▸ **Challenge**
Set each record down exactly, excluding all images.

▸ **Entries**
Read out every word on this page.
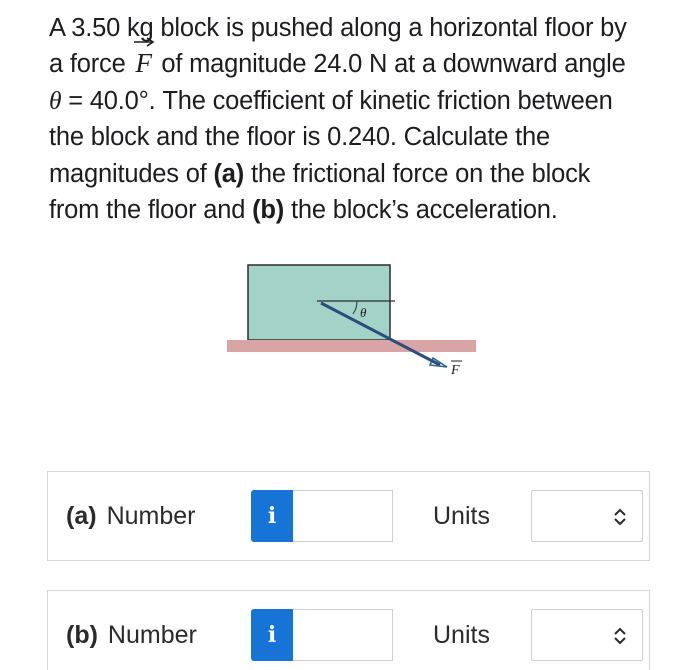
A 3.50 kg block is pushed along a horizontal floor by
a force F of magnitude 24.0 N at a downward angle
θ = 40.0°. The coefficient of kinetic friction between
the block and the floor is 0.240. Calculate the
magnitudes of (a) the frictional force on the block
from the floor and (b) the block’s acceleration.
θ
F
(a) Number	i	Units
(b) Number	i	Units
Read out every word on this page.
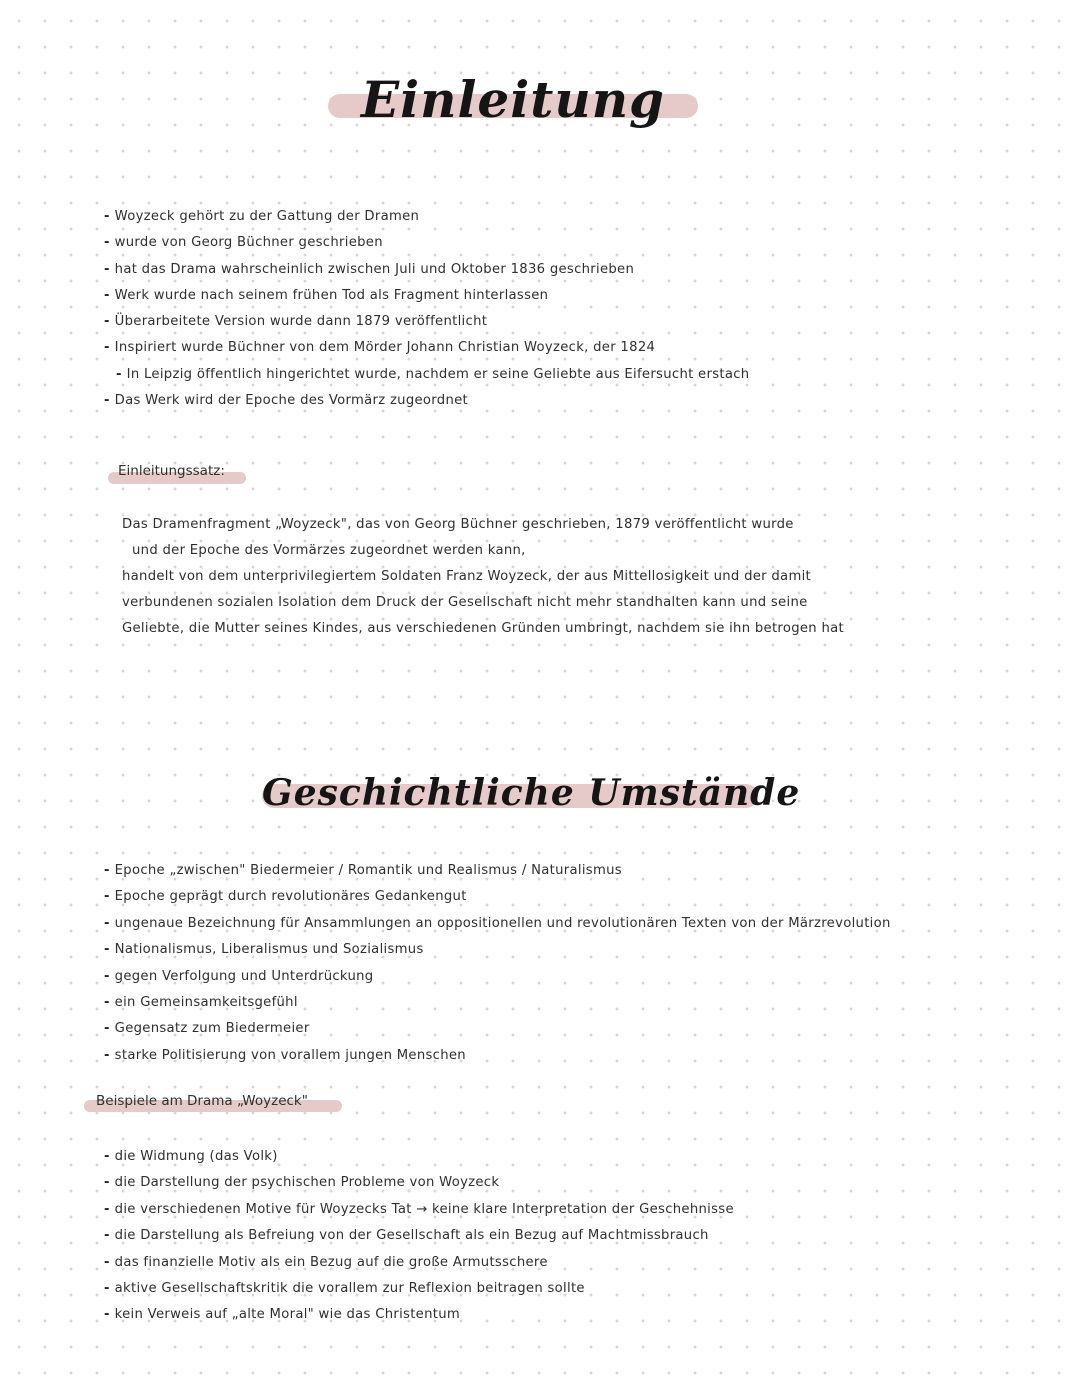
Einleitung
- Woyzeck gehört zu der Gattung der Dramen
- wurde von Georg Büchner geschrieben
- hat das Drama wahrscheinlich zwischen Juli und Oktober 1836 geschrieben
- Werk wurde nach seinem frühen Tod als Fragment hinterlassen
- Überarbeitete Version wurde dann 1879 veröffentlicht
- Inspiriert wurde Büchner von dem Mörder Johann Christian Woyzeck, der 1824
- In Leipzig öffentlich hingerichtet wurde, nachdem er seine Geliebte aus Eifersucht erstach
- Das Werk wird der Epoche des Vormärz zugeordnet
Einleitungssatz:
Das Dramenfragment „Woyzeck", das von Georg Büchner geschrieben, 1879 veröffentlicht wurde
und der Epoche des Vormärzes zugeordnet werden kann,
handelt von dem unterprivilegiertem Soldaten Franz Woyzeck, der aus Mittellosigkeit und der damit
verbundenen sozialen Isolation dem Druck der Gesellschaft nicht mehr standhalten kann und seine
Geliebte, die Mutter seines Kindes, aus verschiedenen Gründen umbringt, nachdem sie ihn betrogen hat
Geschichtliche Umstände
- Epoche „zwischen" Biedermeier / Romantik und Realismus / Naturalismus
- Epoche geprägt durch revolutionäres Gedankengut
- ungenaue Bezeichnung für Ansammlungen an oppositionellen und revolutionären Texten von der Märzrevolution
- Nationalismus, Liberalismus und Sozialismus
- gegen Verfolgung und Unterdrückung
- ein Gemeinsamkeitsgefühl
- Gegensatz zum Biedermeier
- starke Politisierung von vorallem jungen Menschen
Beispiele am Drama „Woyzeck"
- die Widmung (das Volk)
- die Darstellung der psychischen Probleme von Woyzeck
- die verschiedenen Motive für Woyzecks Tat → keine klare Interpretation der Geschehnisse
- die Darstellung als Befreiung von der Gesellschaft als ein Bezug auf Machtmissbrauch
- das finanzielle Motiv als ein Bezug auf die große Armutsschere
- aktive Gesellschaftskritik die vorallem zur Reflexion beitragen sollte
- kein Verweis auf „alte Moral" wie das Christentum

▸ **Solution below**
Read out every word on this page.
A 3.50 kg block is pushed along a horizontal floor by
a force F of magnitude 24.0 N at a downward angle
θ = 40.0°. The coefficient of kinetic friction between
the block and the floor is 0.240. Calculate the
magnitudes of (a) the frictional force on the block
from the floor and (b) the block’s acceleration.
θ
F
(a) Number	i	Units
(b) Number	i	Units
Read out every word on this page.
Einleitung
- Woyzeck gehört zu der Gattung der Dramen
- wurde von Georg Büchner geschrieben
- hat das Drama wahrscheinlich zwischen Juli und Oktober 1836 geschrieben
- Werk wurde nach seinem frühen Tod als Fragment hinterlassen
- Überarbeitete Version wurde dann 1879 veröffentlicht
- Inspiriert wurde Büchner von dem Mörder Johann Christian Woyzeck, der 1824
- In Leipzig öffentlich hingerichtet wurde, nachdem er seine Geliebte aus Eifersucht erstach
- Das Werk wird der Epoche des Vormärz zugeordnet
Einleitungssatz:
Das Dramenfragment „Woyzeck", das von Georg Büchner geschrieben, 1879 veröffentlicht wurde
und der Epoche des Vormärzes zugeordnet werden kann,
handelt von dem unterprivilegiertem Soldaten Franz Woyzeck, der aus Mittellosigkeit und der damit
verbundenen sozialen Isolation dem Druck der Gesellschaft nicht mehr standhalten kann und seine
Geliebte, die Mutter seines Kindes, aus verschiedenen Gründen umbringt, nachdem sie ihn betrogen hat
Geschichtliche Umstände
- Epoche „zwischen" Biedermeier / Romantik und Realismus / Naturalismus
- Epoche geprägt durch revolutionäres Gedankengut
- ungenaue Bezeichnung für Ansammlungen an oppositionellen und revolutionären Texten von der Märzrevolution
- Nationalismus, Liberalismus und Sozialismus
- gegen Verfolgung und Unterdrückung
- ein Gemeinsamkeitsgefühl
- Gegensatz zum Biedermeier
- starke Politisierung von vorallem jungen Menschen
Beispiele am Drama „Woyzeck"
- die Widmung (das Volk)
- die Darstellung der psychischen Probleme von Woyzeck
- die verschiedenen Motive für Woyzecks Tat → keine klare Interpretation der Geschehnisse
- die Darstellung als Befreiung von der Gesellschaft als ein Bezug auf Machtmissbrauch
- das finanzielle Motiv als ein Bezug auf die große Armutsschere
- aktive Gesellschaftskritik die vorallem zur Reflexion beitragen sollte
- kein Verweis auf „alte Moral" wie das Christentum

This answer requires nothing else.